→ **To do**
Below are the records; collect from them each line containing the string "date".

→ **Collected data**
********

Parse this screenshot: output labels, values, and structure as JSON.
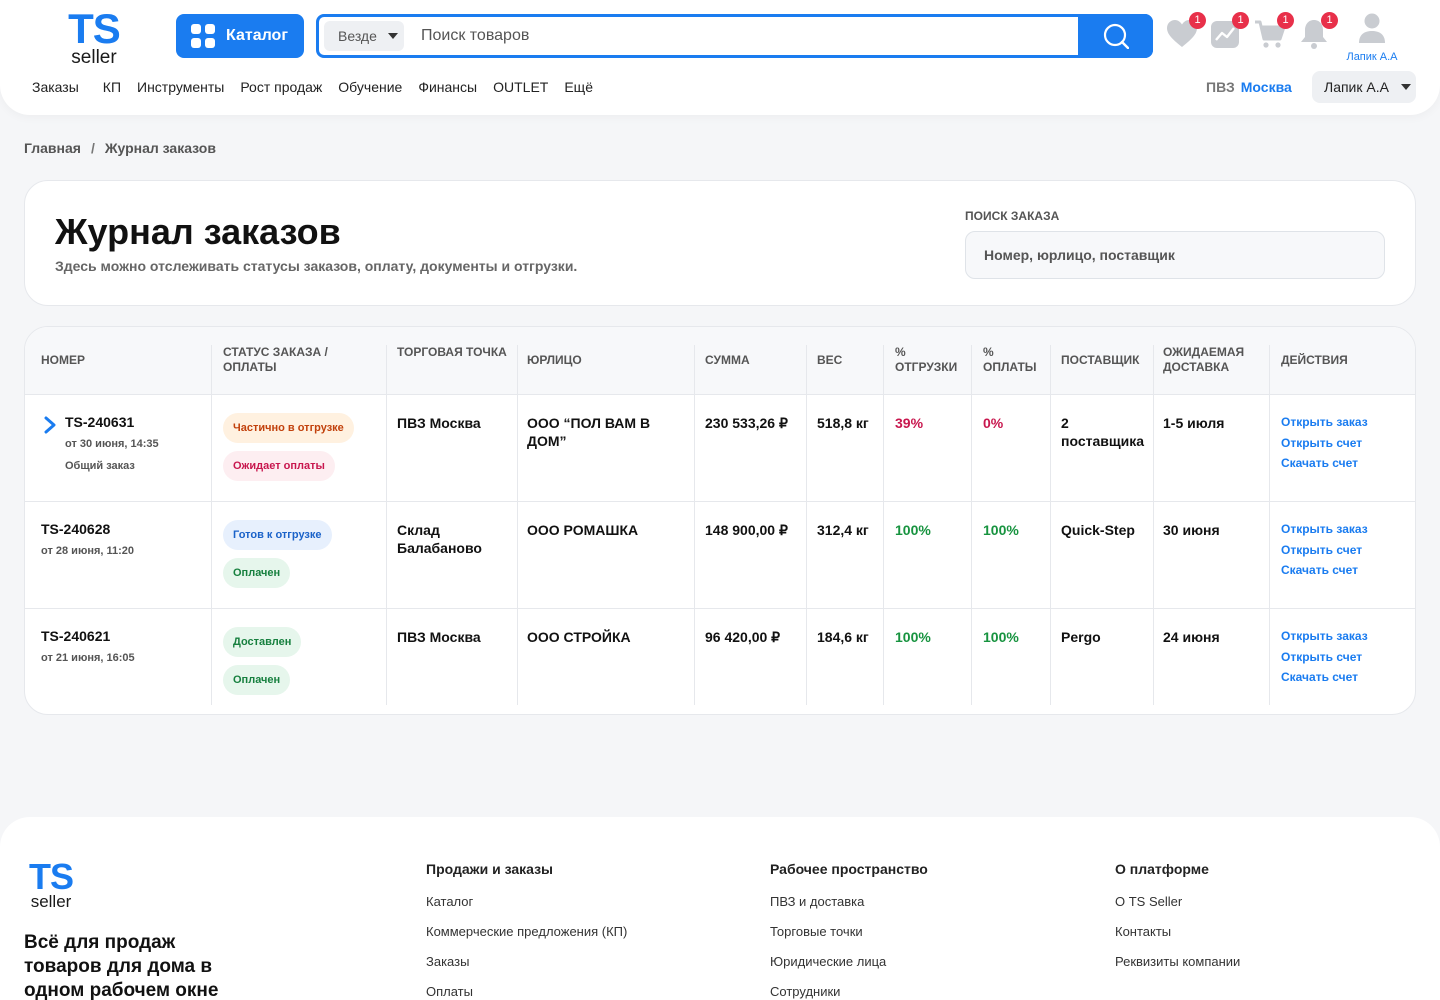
{
  "header": {
    "logo_ts": "TS",
    "logo_seller": "seller",
    "catalog_label": "Каталог",
    "search_scope": "Везде",
    "search_placeholder": "Поиск товаров",
    "badges": {
      "favorites": "1",
      "analytics": "1",
      "cart": "1",
      "notifications": "1"
    },
    "profile_name": "Лапик А.А",
    "nav": [
      "Заказы",
      "КП",
      "Инструменты",
      "Рост продаж",
      "Обучение",
      "Финансы",
      "OUTLET",
      "Ещё"
    ],
    "pvz_label": "ПВЗ",
    "pvz_city": "Москва",
    "user_dropdown": "Лапик А.А"
  },
  "breadcrumb": {
    "home": "Главная",
    "sep": "/",
    "current": "Журнал заказов"
  },
  "page": {
    "title": "Журнал заказов",
    "subtitle": "Здесь можно отслеживать статусы заказов, оплату, документы и отгрузки.",
    "order_search_label": "ПОИСК ЗАКАЗА",
    "order_search_placeholder": "Номер, юрлицо, поставщик"
  },
  "table": {
    "headers": {
      "number": "Номер",
      "status": "Статус заказа / оплаты",
      "point": "Торговая точка",
      "entity": "Юрлицо",
      "sum": "Сумма",
      "weight": "Вес",
      "ship_pct": "% отгрузки",
      "pay_pct": "% оплаты",
      "supplier": "Поставщик",
      "delivery": "Ожидаемая доставка",
      "actions": "Действия"
    },
    "action_labels": {
      "open_order": "Открыть заказ",
      "open_invoice": "Открыть счет",
      "download_invoice": "Скачать счет"
    },
    "rows": [
      {
        "number": "TS-240631",
        "date": "от 30 июня, 14:35",
        "note": "Общий заказ",
        "order_status": "Частично в отгрузке",
        "pay_status": "Ожидает оплаты",
        "point": "ПВЗ Москва",
        "entity": "ООО “ПОЛ ВАМ В ДОМ”",
        "sum": "230 533,26 ₽",
        "weight": "518,8 кг",
        "ship_pct": "39%",
        "pay_pct": "0%",
        "supplier": "2 поставщика",
        "delivery": "1-5 июля"
      },
      {
        "number": "TS-240628",
        "date": "от 28 июня, 11:20",
        "note": "",
        "order_status": "Готов к отгрузке",
        "pay_status": "Оплачен",
        "point": "Склад Балабаново",
        "entity": "ООО РОМАШКА",
        "sum": "148 900,00 ₽",
        "weight": "312,4 кг",
        "ship_pct": "100%",
        "pay_pct": "100%",
        "supplier": "Quick-Step",
        "delivery": "30 июня"
      },
      {
        "number": "TS-240621",
        "date": "от 21 июня, 16:05",
        "note": "",
        "order_status": "Доставлен",
        "pay_status": "Оплачен",
        "point": "ПВЗ Москва",
        "entity": "ООО СТРОЙКА",
        "sum": "96 420,00 ₽",
        "weight": "184,6 кг",
        "ship_pct": "100%",
        "pay_pct": "100%",
        "supplier": "Pergo",
        "delivery": "24 июня"
      }
    ]
  },
  "footer": {
    "logo_ts": "TS",
    "logo_seller": "seller",
    "tagline": "Всё для продаж товаров для дома в одном рабочем окне",
    "columns": [
      {
        "title": "Продажи и заказы",
        "links": [
          "Каталог",
          "Коммерческие предложения (КП)",
          "Заказы",
          "Оплаты"
        ]
      },
      {
        "title": "Рабочее пространство",
        "links": [
          "ПВЗ и доставка",
          "Торговые точки",
          "Юридические лица",
          "Сотрудники"
        ]
      },
      {
        "title": "О платформе",
        "links": [
          "О TS Seller",
          "Контакты",
          "Реквизиты компании"
        ]
      }
    ]
  },
  "colors": {
    "accent": "#1a7cf0",
    "badge": "#e8304a",
    "danger": "#c8174e",
    "success": "#17933f"
  }
}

********

→ **Task output**
        "date": "от 30 июня, 14:35",
        "date": "от 28 июня, 11:20",
        "date": "от 21 июня, 16:05",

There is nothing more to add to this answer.